Write out the full set of records exactly. Any pictures in them do not belong in the copy.

======== WORKING DATA

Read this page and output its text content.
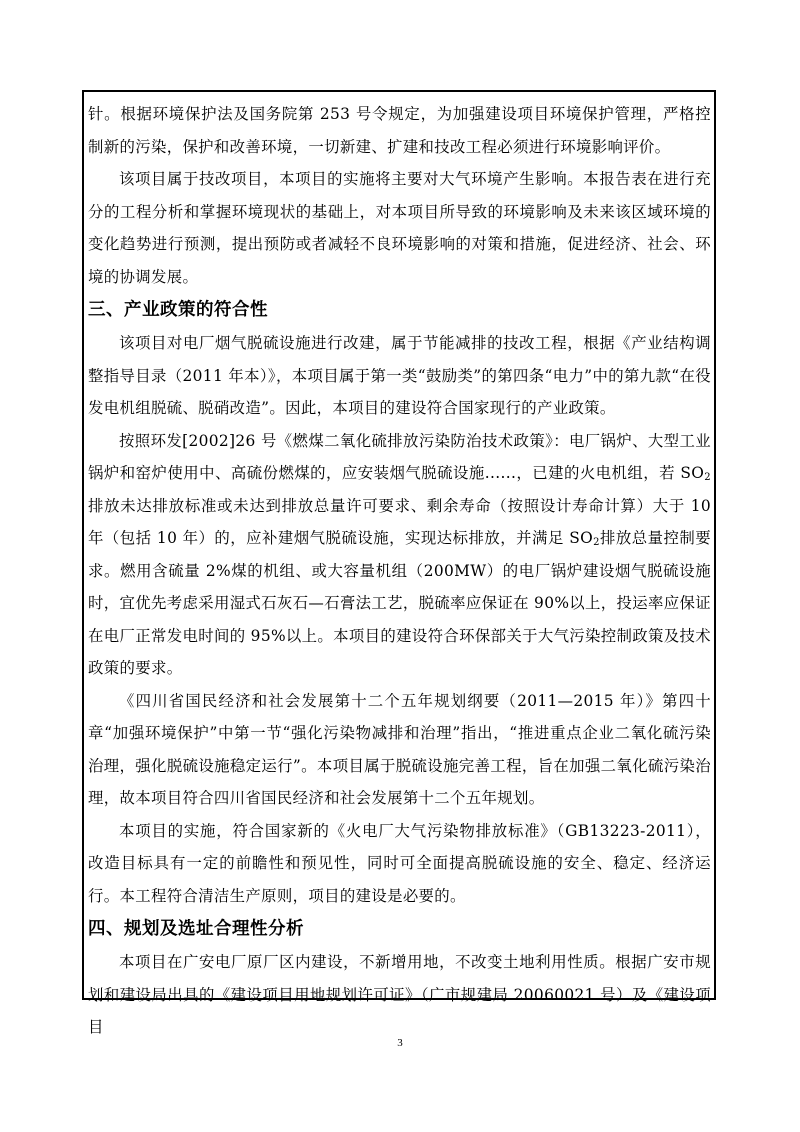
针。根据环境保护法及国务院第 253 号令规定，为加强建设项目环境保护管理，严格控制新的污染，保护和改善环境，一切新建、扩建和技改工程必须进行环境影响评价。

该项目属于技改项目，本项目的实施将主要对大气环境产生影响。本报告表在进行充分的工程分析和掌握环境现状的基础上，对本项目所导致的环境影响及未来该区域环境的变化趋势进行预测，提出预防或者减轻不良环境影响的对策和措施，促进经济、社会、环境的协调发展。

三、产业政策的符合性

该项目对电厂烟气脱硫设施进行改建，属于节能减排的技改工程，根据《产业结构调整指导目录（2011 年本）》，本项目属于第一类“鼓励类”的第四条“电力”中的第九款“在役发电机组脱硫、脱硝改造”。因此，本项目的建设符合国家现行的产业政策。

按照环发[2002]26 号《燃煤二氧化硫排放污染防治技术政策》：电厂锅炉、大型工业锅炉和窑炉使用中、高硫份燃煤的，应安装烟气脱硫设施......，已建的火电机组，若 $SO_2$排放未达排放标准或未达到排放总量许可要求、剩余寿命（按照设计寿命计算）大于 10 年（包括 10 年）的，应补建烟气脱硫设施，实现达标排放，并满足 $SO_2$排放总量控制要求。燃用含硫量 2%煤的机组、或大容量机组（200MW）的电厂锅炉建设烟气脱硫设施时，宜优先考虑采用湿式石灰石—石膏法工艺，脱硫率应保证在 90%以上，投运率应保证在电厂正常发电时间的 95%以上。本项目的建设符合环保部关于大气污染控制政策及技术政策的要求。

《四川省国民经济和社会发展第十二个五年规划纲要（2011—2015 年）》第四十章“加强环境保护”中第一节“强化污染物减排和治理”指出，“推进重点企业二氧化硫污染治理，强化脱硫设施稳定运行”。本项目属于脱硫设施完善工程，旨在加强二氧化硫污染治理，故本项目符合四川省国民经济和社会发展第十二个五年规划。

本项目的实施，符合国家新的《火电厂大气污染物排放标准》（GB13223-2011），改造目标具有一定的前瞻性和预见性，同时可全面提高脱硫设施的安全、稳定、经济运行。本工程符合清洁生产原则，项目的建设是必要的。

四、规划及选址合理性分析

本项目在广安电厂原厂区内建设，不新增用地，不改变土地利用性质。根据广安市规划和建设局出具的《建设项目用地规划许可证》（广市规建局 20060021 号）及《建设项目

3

================

EXERCISE RESULT >>
Read this page and output its text content.
针。根据环境保护法及国务院第 253 号令规定，为加强建设项目环境保护管理，严格控制新的污染，保护和改善环境，一切新建、扩建和技改工程必须进行环境影响评价。

该项目属于技改项目，本项目的实施将主要对大气环境产生影响。本报告表在进行充分的工程分析和掌握环境现状的基础上，对本项目所导致的环境影响及未来该区域环境的变化趋势进行预测，提出预防或者减轻不良环境影响的对策和措施，促进经济、社会、环境的协调发展。

三、产业政策的符合性

该项目对电厂烟气脱硫设施进行改建，属于节能减排的技改工程，根据《产业结构调整指导目录（2011 年本）》，本项目属于第一类“鼓励类”的第四条“电力”中的第九款“在役发电机组脱硫、脱硝改造”。因此，本项目的建设符合国家现行的产业政策。

按照环发[2002]26 号《燃煤二氧化硫排放污染防治技术政策》：电厂锅炉、大型工业锅炉和窑炉使用中、高硫份燃煤的，应安装烟气脱硫设施......，已建的火电机组，若 $SO_2$排放未达排放标准或未达到排放总量许可要求、剩余寿命（按照设计寿命计算）大于 10 年（包括 10 年）的，应补建烟气脱硫设施，实现达标排放，并满足 $SO_2$排放总量控制要求。燃用含硫量 2%煤的机组、或大容量机组（200MW）的电厂锅炉建设烟气脱硫设施时，宜优先考虑采用湿式石灰石—石膏法工艺，脱硫率应保证在 90%以上，投运率应保证在电厂正常发电时间的 95%以上。本项目的建设符合环保部关于大气污染控制政策及技术政策的要求。

《四川省国民经济和社会发展第十二个五年规划纲要（2011—2015 年）》第四十章“加强环境保护”中第一节“强化污染物减排和治理”指出，“推进重点企业二氧化硫污染治理，强化脱硫设施稳定运行”。本项目属于脱硫设施完善工程，旨在加强二氧化硫污染治理，故本项目符合四川省国民经济和社会发展第十二个五年规划。

本项目的实施，符合国家新的《火电厂大气污染物排放标准》（GB13223-2011），改造目标具有一定的前瞻性和预见性，同时可全面提高脱硫设施的安全、稳定、经济运行。本工程符合清洁生产原则，项目的建设是必要的。

四、规划及选址合理性分析

本项目在广安电厂原厂区内建设，不新增用地，不改变土地利用性质。根据广安市规划和建设局出具的《建设项目用地规划许可证》（广市规建局 20060021 号）及《建设项目

3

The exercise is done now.